◆ Requirement ◆
Extract the text of every entry below exactly; leave images out.

(Stored items)
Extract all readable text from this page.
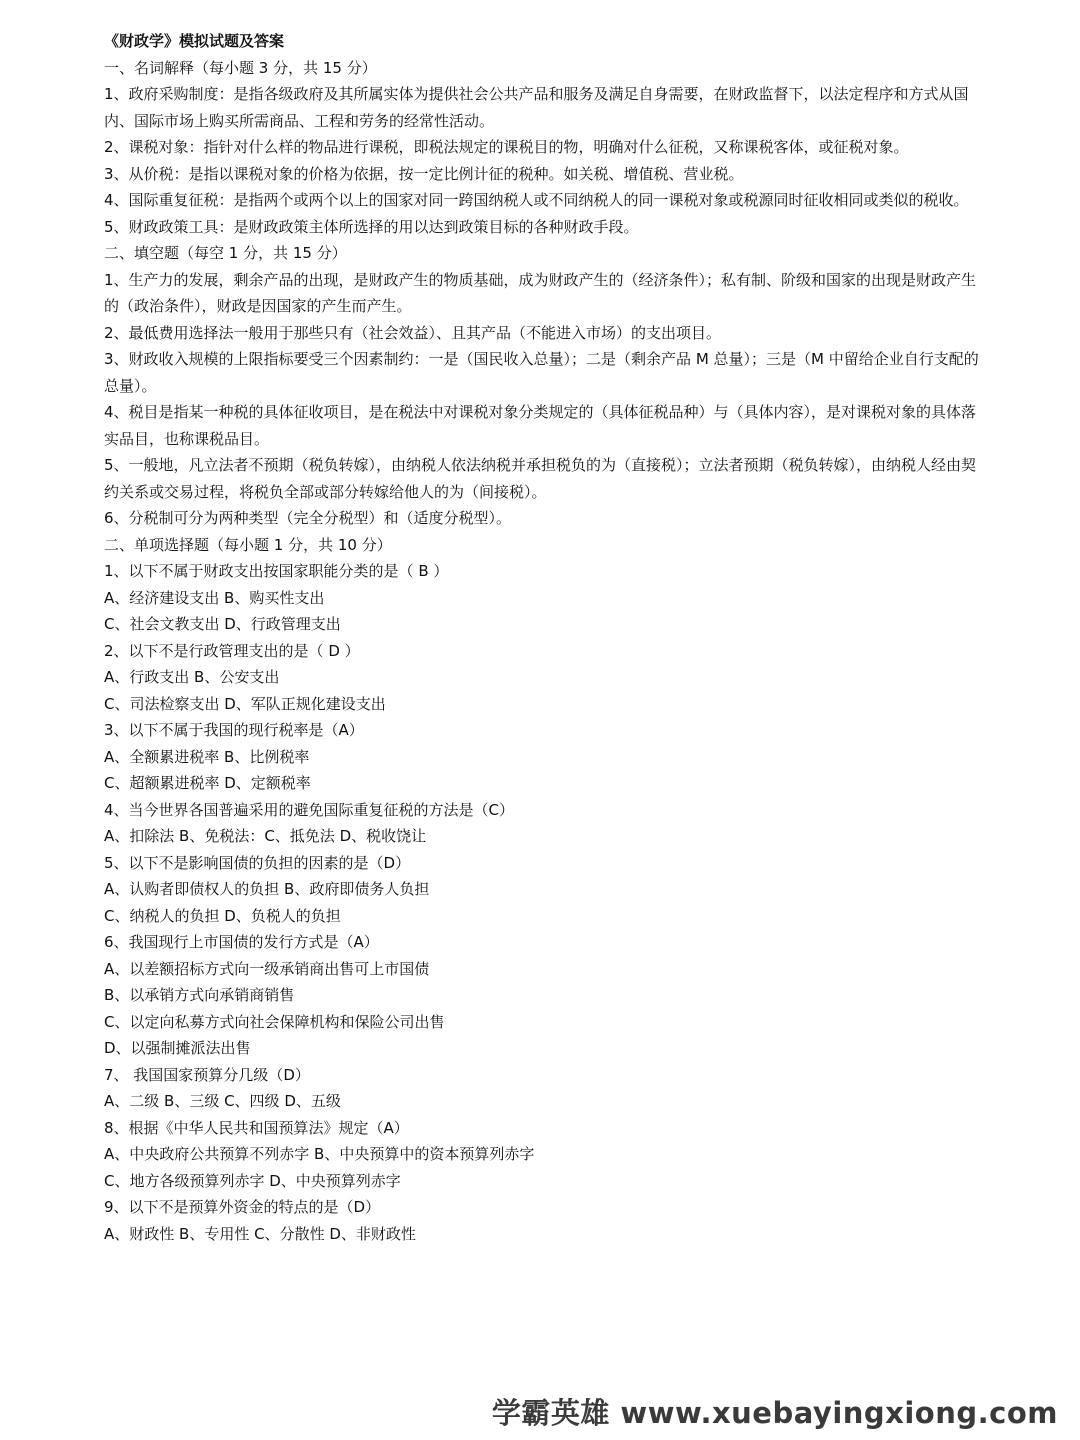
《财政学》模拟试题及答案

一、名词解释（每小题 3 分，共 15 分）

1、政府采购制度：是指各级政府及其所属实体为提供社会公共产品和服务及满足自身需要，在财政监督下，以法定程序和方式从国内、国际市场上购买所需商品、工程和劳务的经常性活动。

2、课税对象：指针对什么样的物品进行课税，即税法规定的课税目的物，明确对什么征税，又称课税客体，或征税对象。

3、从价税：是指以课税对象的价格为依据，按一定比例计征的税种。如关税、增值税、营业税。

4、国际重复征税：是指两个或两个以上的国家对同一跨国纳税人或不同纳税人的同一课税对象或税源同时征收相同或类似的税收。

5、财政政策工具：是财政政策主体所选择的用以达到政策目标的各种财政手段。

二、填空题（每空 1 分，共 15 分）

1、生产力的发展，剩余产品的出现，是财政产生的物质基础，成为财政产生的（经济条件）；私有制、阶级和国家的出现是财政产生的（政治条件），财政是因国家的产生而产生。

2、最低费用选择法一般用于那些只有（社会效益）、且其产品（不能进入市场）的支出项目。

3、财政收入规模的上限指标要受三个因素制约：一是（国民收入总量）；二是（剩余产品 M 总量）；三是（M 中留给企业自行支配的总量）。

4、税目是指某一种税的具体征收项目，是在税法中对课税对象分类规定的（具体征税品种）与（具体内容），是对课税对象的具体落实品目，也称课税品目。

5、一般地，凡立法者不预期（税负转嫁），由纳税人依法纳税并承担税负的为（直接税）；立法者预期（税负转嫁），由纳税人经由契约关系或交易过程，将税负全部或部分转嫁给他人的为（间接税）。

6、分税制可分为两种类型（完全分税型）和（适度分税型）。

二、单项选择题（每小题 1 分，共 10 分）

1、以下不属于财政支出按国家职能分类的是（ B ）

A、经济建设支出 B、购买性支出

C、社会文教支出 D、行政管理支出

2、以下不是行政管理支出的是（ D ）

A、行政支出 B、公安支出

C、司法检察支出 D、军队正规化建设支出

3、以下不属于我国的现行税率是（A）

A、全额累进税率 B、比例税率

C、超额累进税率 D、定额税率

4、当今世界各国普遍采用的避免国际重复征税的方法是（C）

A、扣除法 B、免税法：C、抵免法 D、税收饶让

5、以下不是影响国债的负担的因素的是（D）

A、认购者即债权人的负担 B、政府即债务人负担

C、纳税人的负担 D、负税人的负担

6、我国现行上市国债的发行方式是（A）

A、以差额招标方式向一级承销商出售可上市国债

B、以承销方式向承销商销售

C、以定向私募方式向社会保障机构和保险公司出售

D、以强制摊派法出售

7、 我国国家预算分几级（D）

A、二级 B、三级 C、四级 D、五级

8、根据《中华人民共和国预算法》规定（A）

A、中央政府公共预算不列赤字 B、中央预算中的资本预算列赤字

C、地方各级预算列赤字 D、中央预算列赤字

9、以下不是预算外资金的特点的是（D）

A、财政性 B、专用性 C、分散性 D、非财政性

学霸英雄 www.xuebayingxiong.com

◆ Exercise result ◆
Extract all readable text from this page.
《财政学》模拟试题及答案

一、名词解释（每小题 3 分，共 15 分）

1、政府采购制度：是指各级政府及其所属实体为提供社会公共产品和服务及满足自身需要，在财政监督下，以法定程序和方式从国内、国际市场上购买所需商品、工程和劳务的经常性活动。

2、课税对象：指针对什么样的物品进行课税，即税法规定的课税目的物，明确对什么征税，又称课税客体，或征税对象。

3、从价税：是指以课税对象的价格为依据，按一定比例计征的税种。如关税、增值税、营业税。

4、国际重复征税：是指两个或两个以上的国家对同一跨国纳税人或不同纳税人的同一课税对象或税源同时征收相同或类似的税收。

5、财政政策工具：是财政政策主体所选择的用以达到政策目标的各种财政手段。

二、填空题（每空 1 分，共 15 分）

1、生产力的发展，剩余产品的出现，是财政产生的物质基础，成为财政产生的（经济条件）；私有制、阶级和国家的出现是财政产生的（政治条件），财政是因国家的产生而产生。

2、最低费用选择法一般用于那些只有（社会效益）、且其产品（不能进入市场）的支出项目。

3、财政收入规模的上限指标要受三个因素制约：一是（国民收入总量）；二是（剩余产品 M 总量）；三是（M 中留给企业自行支配的总量）。

4、税目是指某一种税的具体征收项目，是在税法中对课税对象分类规定的（具体征税品种）与（具体内容），是对课税对象的具体落实品目，也称课税品目。

5、一般地，凡立法者不预期（税负转嫁），由纳税人依法纳税并承担税负的为（直接税）；立法者预期（税负转嫁），由纳税人经由契约关系或交易过程，将税负全部或部分转嫁给他人的为（间接税）。

6、分税制可分为两种类型（完全分税型）和（适度分税型）。

二、单项选择题（每小题 1 分，共 10 分）

1、以下不属于财政支出按国家职能分类的是（ B ）

A、经济建设支出 B、购买性支出

C、社会文教支出 D、行政管理支出

2、以下不是行政管理支出的是（ D ）

A、行政支出 B、公安支出

C、司法检察支出 D、军队正规化建设支出

3、以下不属于我国的现行税率是（A）

A、全额累进税率 B、比例税率

C、超额累进税率 D、定额税率

4、当今世界各国普遍采用的避免国际重复征税的方法是（C）

A、扣除法 B、免税法：C、抵免法 D、税收饶让

5、以下不是影响国债的负担的因素的是（D）

A、认购者即债权人的负担 B、政府即债务人负担

C、纳税人的负担 D、负税人的负担

6、我国现行上市国债的发行方式是（A）

A、以差额招标方式向一级承销商出售可上市国债

B、以承销方式向承销商销售

C、以定向私募方式向社会保障机构和保险公司出售

D、以强制摊派法出售

7、 我国国家预算分几级（D）

A、二级 B、三级 C、四级 D、五级

8、根据《中华人民共和国预算法》规定（A）

A、中央政府公共预算不列赤字 B、中央预算中的资本预算列赤字

C、地方各级预算列赤字 D、中央预算列赤字

9、以下不是预算外资金的特点的是（D）

A、财政性 B、专用性 C、分散性 D、非财政性

学霸英雄 www.xuebayingxiong.com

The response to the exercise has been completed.